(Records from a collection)
· · ·

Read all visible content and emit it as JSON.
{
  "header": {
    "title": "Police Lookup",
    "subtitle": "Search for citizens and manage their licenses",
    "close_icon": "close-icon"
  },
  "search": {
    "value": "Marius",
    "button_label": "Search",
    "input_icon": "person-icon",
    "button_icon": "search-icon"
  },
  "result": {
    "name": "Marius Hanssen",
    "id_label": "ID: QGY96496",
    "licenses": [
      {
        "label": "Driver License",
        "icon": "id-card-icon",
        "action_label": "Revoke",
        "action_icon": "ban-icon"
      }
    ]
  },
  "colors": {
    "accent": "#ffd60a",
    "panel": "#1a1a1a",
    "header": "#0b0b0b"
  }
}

· · ·

### Description of the task
All of the data above should be transcribed exactly.

### Solution for this exercise
Read all visible content and emit it as JSON.
{
  "header": {
    "title": "Police Lookup",
    "subtitle": "Search for citizens and manage their licenses",
    "close_icon": "close-icon"
  },
  "search": {
    "value": "Marius",
    "button_label": "Search",
    "input_icon": "person-icon",
    "button_icon": "search-icon"
  },
  "result": {
    "name": "Marius Hanssen",
    "id_label": "ID: QGY96496",
    "licenses": [
      {
        "label": "Driver License",
        "icon": "id-card-icon",
        "action_label": "Revoke",
        "action_icon": "ban-icon"
      }
    ]
  },
  "colors": {
    "accent": "#ffd60a",
    "panel": "#1a1a1a",
    "header": "#0b0b0b"
  }
}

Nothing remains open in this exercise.